GIVEN INSTRUCTION: Render the material again word for word, skipping the pictures in it.

— Start MATERIAL FOR THIS TASK —

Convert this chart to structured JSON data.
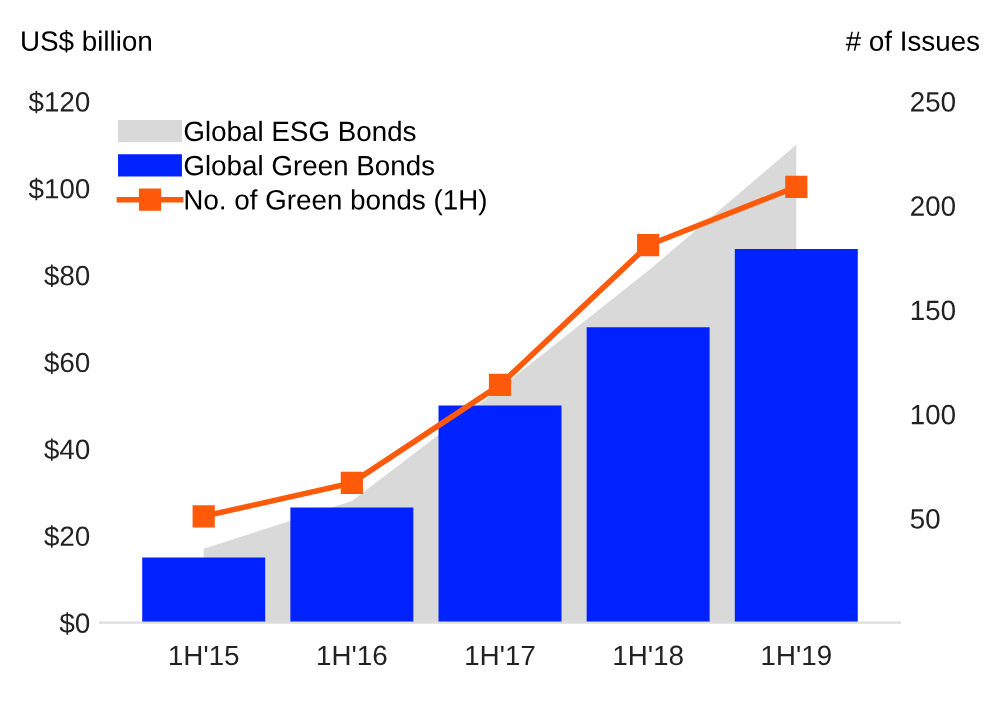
{
  "chart_data": {
    "type": "bar",
    "ylabel": "US$ billion",
    "y2label": "# of Issues",
    "categories": [
      "1H'15",
      "1H'16",
      "1H'17",
      "1H'18",
      "1H'19"
    ],
    "series": [
      {
        "name": "Global ESG Bonds",
        "type": "area",
        "color": "#d9d9d9",
        "values": [
          17,
          28,
          54,
          81,
          110
        ]
      },
      {
        "name": "Global Green Bonds",
        "color": "#0022ff",
        "values": [
          15,
          26.5,
          50,
          68,
          86
        ]
      },
      {
        "name": "No. of Green bonds (1H)",
        "type": "line",
        "color": "#ff5a0a",
        "axis": "y2",
        "marker": "square",
        "values": [
          51,
          67,
          114,
          181,
          209
        ]
      }
    ],
    "ylim": [
      0,
      120
    ],
    "yticks": [
      {
        "value": 0,
        "label": "$0"
      },
      {
        "value": 20,
        "label": "$20"
      },
      {
        "value": 40,
        "label": "$40"
      },
      {
        "value": 60,
        "label": "$60"
      },
      {
        "value": 80,
        "label": "$80"
      },
      {
        "value": 100,
        "label": "$100"
      },
      {
        "value": 120,
        "label": "$120"
      }
    ],
    "y2lim": [
      0,
      250
    ],
    "y2ticks": [
      50,
      100,
      150,
      200,
      250
    ],
    "legend": "top left",
    "grid": false
  }
}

— End MATERIAL FOR THIS TASK —

WRITTEN RESPONSE:
Convert this chart to structured JSON data.
{
  "chart_data": {
    "type": "bar",
    "ylabel": "US$ billion",
    "y2label": "# of Issues",
    "categories": [
      "1H'15",
      "1H'16",
      "1H'17",
      "1H'18",
      "1H'19"
    ],
    "series": [
      {
        "name": "Global ESG Bonds",
        "type": "area",
        "color": "#d9d9d9",
        "values": [
          17,
          28,
          54,
          81,
          110
        ]
      },
      {
        "name": "Global Green Bonds",
        "color": "#0022ff",
        "values": [
          15,
          26.5,
          50,
          68,
          86
        ]
      },
      {
        "name": "No. of Green bonds (1H)",
        "type": "line",
        "color": "#ff5a0a",
        "axis": "y2",
        "marker": "square",
        "values": [
          51,
          67,
          114,
          181,
          209
        ]
      }
    ],
    "ylim": [
      0,
      120
    ],
    "yticks": [
      {
        "value": 0,
        "label": "$0"
      },
      {
        "value": 20,
        "label": "$20"
      },
      {
        "value": 40,
        "label": "$40"
      },
      {
        "value": 60,
        "label": "$60"
      },
      {
        "value": 80,
        "label": "$80"
      },
      {
        "value": 100,
        "label": "$100"
      },
      {
        "value": 120,
        "label": "$120"
      }
    ],
    "y2lim": [
      0,
      250
    ],
    "y2ticks": [
      50,
      100,
      150,
      200,
      250
    ],
    "legend": "top left",
    "grid": false
  }
}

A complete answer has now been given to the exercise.